┌─ Data provided

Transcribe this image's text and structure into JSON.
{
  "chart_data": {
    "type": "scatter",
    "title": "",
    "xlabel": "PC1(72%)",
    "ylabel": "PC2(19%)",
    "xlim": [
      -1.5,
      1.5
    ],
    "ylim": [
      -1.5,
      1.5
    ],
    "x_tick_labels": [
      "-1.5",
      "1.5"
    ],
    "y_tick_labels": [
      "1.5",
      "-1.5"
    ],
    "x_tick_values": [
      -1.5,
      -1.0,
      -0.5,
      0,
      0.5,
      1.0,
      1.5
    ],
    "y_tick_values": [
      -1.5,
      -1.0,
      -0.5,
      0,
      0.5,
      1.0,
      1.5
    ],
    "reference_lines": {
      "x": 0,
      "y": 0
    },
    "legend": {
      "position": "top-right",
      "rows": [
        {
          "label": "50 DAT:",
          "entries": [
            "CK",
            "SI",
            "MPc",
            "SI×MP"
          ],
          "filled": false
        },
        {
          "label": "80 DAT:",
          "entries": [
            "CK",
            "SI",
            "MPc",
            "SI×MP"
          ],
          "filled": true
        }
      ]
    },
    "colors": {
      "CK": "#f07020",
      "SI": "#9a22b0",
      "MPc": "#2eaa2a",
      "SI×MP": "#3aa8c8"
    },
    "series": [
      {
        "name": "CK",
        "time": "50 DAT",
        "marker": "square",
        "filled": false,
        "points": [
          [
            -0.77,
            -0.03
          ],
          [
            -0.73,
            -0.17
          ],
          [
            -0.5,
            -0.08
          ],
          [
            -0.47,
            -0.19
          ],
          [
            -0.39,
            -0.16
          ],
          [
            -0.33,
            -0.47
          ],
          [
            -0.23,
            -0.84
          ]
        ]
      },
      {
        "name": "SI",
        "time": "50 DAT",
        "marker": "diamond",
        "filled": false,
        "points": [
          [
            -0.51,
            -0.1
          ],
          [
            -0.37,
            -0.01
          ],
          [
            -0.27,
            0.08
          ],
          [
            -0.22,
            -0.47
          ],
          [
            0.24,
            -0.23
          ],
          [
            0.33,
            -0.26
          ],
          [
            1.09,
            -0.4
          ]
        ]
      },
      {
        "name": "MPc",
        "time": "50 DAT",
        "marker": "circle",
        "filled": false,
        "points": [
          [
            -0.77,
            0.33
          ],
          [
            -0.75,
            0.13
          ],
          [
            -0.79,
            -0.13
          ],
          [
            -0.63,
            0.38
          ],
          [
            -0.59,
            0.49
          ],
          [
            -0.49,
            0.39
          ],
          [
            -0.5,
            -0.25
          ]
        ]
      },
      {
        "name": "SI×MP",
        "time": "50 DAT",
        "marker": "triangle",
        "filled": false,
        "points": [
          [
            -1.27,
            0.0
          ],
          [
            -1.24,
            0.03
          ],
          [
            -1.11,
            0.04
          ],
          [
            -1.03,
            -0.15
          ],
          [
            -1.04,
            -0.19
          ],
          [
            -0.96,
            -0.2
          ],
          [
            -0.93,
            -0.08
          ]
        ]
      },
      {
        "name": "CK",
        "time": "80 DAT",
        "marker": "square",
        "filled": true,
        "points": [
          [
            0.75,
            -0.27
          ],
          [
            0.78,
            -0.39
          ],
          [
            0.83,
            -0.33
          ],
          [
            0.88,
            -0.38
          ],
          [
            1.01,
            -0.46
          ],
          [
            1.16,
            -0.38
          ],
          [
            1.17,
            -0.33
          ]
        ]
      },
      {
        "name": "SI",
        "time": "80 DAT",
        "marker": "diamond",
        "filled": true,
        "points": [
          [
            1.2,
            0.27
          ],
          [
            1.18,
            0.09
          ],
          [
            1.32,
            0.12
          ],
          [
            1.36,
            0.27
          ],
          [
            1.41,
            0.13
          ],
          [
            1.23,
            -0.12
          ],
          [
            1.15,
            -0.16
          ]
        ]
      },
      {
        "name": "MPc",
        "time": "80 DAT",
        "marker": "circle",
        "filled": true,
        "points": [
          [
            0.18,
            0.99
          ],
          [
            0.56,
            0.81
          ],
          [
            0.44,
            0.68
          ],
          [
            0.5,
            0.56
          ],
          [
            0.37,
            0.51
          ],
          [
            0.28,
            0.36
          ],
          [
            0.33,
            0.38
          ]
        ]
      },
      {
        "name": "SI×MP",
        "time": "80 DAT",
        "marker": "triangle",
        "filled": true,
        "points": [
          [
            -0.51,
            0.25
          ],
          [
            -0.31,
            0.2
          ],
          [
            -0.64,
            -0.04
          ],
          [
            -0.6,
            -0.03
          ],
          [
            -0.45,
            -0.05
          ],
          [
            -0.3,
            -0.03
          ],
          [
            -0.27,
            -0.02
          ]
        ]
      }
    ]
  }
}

└─

### Instruction
Could you reproduce every record above exactly as it appears?

### Output of the exercise
Transcribe this image's text and structure into JSON.
{
  "chart_data": {
    "type": "scatter",
    "title": "",
    "xlabel": "PC1(72%)",
    "ylabel": "PC2(19%)",
    "xlim": [
      -1.5,
      1.5
    ],
    "ylim": [
      -1.5,
      1.5
    ],
    "x_tick_labels": [
      "-1.5",
      "1.5"
    ],
    "y_tick_labels": [
      "1.5",
      "-1.5"
    ],
    "x_tick_values": [
      -1.5,
      -1.0,
      -0.5,
      0,
      0.5,
      1.0,
      1.5
    ],
    "y_tick_values": [
      -1.5,
      -1.0,
      -0.5,
      0,
      0.5,
      1.0,
      1.5
    ],
    "reference_lines": {
      "x": 0,
      "y": 0
    },
    "legend": {
      "position": "top-right",
      "rows": [
        {
          "label": "50 DAT:",
          "entries": [
            "CK",
            "SI",
            "MPc",
            "SI×MP"
          ],
          "filled": false
        },
        {
          "label": "80 DAT:",
          "entries": [
            "CK",
            "SI",
            "MPc",
            "SI×MP"
          ],
          "filled": true
        }
      ]
    },
    "colors": {
      "CK": "#f07020",
      "SI": "#9a22b0",
      "MPc": "#2eaa2a",
      "SI×MP": "#3aa8c8"
    },
    "series": [
      {
        "name": "CK",
        "time": "50 DAT",
        "marker": "square",
        "filled": false,
        "points": [
          [
            -0.77,
            -0.03
          ],
          [
            -0.73,
            -0.17
          ],
          [
            -0.5,
            -0.08
          ],
          [
            -0.47,
            -0.19
          ],
          [
            -0.39,
            -0.16
          ],
          [
            -0.33,
            -0.47
          ],
          [
            -0.23,
            -0.84
          ]
        ]
      },
      {
        "name": "SI",
        "time": "50 DAT",
        "marker": "diamond",
        "filled": false,
        "points": [
          [
            -0.51,
            -0.1
          ],
          [
            -0.37,
            -0.01
          ],
          [
            -0.27,
            0.08
          ],
          [
            -0.22,
            -0.47
          ],
          [
            0.24,
            -0.23
          ],
          [
            0.33,
            -0.26
          ],
          [
            1.09,
            -0.4
          ]
        ]
      },
      {
        "name": "MPc",
        "time": "50 DAT",
        "marker": "circle",
        "filled": false,
        "points": [
          [
            -0.77,
            0.33
          ],
          [
            -0.75,
            0.13
          ],
          [
            -0.79,
            -0.13
          ],
          [
            -0.63,
            0.38
          ],
          [
            -0.59,
            0.49
          ],
          [
            -0.49,
            0.39
          ],
          [
            -0.5,
            -0.25
          ]
        ]
      },
      {
        "name": "SI×MP",
        "time": "50 DAT",
        "marker": "triangle",
        "filled": false,
        "points": [
          [
            -1.27,
            0.0
          ],
          [
            -1.24,
            0.03
          ],
          [
            -1.11,
            0.04
          ],
          [
            -1.03,
            -0.15
          ],
          [
            -1.04,
            -0.19
          ],
          [
            -0.96,
            -0.2
          ],
          [
            -0.93,
            -0.08
          ]
        ]
      },
      {
        "name": "CK",
        "time": "80 DAT",
        "marker": "square",
        "filled": true,
        "points": [
          [
            0.75,
            -0.27
          ],
          [
            0.78,
            -0.39
          ],
          [
            0.83,
            -0.33
          ],
          [
            0.88,
            -0.38
          ],
          [
            1.01,
            -0.46
          ],
          [
            1.16,
            -0.38
          ],
          [
            1.17,
            -0.33
          ]
        ]
      },
      {
        "name": "SI",
        "time": "80 DAT",
        "marker": "diamond",
        "filled": true,
        "points": [
          [
            1.2,
            0.27
          ],
          [
            1.18,
            0.09
          ],
          [
            1.32,
            0.12
          ],
          [
            1.36,
            0.27
          ],
          [
            1.41,
            0.13
          ],
          [
            1.23,
            -0.12
          ],
          [
            1.15,
            -0.16
          ]
        ]
      },
      {
        "name": "MPc",
        "time": "80 DAT",
        "marker": "circle",
        "filled": true,
        "points": [
          [
            0.18,
            0.99
          ],
          [
            0.56,
            0.81
          ],
          [
            0.44,
            0.68
          ],
          [
            0.5,
            0.56
          ],
          [
            0.37,
            0.51
          ],
          [
            0.28,
            0.36
          ],
          [
            0.33,
            0.38
          ]
        ]
      },
      {
        "name": "SI×MP",
        "time": "80 DAT",
        "marker": "triangle",
        "filled": true,
        "points": [
          [
            -0.51,
            0.25
          ],
          [
            -0.31,
            0.2
          ],
          [
            -0.64,
            -0.04
          ],
          [
            -0.6,
            -0.03
          ],
          [
            -0.45,
            -0.05
          ],
          [
            -0.3,
            -0.03
          ],
          [
            -0.27,
            -0.02
          ]
        ]
      }
    ]
  }
}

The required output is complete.